— START WORKING DATA —

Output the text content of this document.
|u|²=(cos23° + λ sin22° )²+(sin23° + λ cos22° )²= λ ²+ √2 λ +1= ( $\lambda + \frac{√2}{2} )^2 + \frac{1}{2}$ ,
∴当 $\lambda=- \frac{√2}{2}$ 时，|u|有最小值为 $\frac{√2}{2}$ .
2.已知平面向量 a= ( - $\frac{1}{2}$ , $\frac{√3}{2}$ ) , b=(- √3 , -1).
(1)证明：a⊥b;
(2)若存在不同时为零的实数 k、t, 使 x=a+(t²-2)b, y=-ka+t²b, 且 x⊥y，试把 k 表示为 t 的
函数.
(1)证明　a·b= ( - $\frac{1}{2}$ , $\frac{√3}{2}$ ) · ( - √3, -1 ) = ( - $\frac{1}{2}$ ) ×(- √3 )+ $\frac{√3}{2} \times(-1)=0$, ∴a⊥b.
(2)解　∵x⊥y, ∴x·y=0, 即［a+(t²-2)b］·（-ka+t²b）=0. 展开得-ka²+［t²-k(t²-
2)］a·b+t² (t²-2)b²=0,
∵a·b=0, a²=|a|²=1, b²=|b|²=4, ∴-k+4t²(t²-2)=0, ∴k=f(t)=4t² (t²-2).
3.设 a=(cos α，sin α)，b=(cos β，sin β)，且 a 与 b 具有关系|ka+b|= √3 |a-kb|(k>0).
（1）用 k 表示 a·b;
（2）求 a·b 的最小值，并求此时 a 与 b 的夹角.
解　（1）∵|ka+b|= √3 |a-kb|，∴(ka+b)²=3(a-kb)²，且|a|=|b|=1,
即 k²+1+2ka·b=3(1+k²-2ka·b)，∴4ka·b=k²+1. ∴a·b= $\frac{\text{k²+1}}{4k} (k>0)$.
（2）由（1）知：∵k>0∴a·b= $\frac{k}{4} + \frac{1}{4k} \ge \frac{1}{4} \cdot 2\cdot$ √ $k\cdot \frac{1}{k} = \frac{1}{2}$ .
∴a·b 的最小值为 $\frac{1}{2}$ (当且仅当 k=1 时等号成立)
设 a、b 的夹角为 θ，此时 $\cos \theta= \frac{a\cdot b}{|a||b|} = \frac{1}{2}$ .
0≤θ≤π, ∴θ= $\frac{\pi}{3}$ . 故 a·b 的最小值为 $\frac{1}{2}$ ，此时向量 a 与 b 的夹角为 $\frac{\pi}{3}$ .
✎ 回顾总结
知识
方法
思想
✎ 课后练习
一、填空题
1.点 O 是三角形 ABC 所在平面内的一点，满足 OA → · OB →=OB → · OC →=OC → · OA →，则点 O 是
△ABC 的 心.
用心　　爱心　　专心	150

— END WORKING DATA —

*TASK DETAILS*. Go through the records above and retype each one exactly.

*RESPONSE TO THE TASK*.
Output the text content of this document.
|u|²=(cos23° + λ sin22° )²+(sin23° + λ cos22° )²= λ ²+ √2 λ +1= ( $\lambda + \frac{√2}{2} )^2 + \frac{1}{2}$ ,
∴当 $\lambda=- \frac{√2}{2}$ 时，|u|有最小值为 $\frac{√2}{2}$ .
2.已知平面向量 a= ( - $\frac{1}{2}$ , $\frac{√3}{2}$ ) , b=(- √3 , -1).
(1)证明：a⊥b;
(2)若存在不同时为零的实数 k、t, 使 x=a+(t²-2)b, y=-ka+t²b, 且 x⊥y，试把 k 表示为 t 的
函数.
(1)证明　a·b= ( - $\frac{1}{2}$ , $\frac{√3}{2}$ ) · ( - √3, -1 ) = ( - $\frac{1}{2}$ ) ×(- √3 )+ $\frac{√3}{2} \times(-1)=0$, ∴a⊥b.
(2)解　∵x⊥y, ∴x·y=0, 即［a+(t²-2)b］·（-ka+t²b）=0. 展开得-ka²+［t²-k(t²-
2)］a·b+t² (t²-2)b²=0,
∵a·b=0, a²=|a|²=1, b²=|b|²=4, ∴-k+4t²(t²-2)=0, ∴k=f(t)=4t² (t²-2).
3.设 a=(cos α，sin α)，b=(cos β，sin β)，且 a 与 b 具有关系|ka+b|= √3 |a-kb|(k>0).
（1）用 k 表示 a·b;
（2）求 a·b 的最小值，并求此时 a 与 b 的夹角.
解　（1）∵|ka+b|= √3 |a-kb|，∴(ka+b)²=3(a-kb)²，且|a|=|b|=1,
即 k²+1+2ka·b=3(1+k²-2ka·b)，∴4ka·b=k²+1. ∴a·b= $\frac{\text{k²+1}}{4k} (k>0)$.
（2）由（1）知：∵k>0∴a·b= $\frac{k}{4} + \frac{1}{4k} \ge \frac{1}{4} \cdot 2\cdot$ √ $k\cdot \frac{1}{k} = \frac{1}{2}$ .
∴a·b 的最小值为 $\frac{1}{2}$ (当且仅当 k=1 时等号成立)
设 a、b 的夹角为 θ，此时 $\cos \theta= \frac{a\cdot b}{|a||b|} = \frac{1}{2}$ .
0≤θ≤π, ∴θ= $\frac{\pi}{3}$ . 故 a·b 的最小值为 $\frac{1}{2}$ ，此时向量 a 与 b 的夹角为 $\frac{\pi}{3}$ .
✎ 回顾总结
知识
方法
思想
✎ 课后练习
一、填空题
1.点 O 是三角形 ABC 所在平面内的一点，满足 OA → · OB →=OB → · OC →=OC → · OA →，则点 O 是
△ABC 的 心.
用心　　爱心　　专心	150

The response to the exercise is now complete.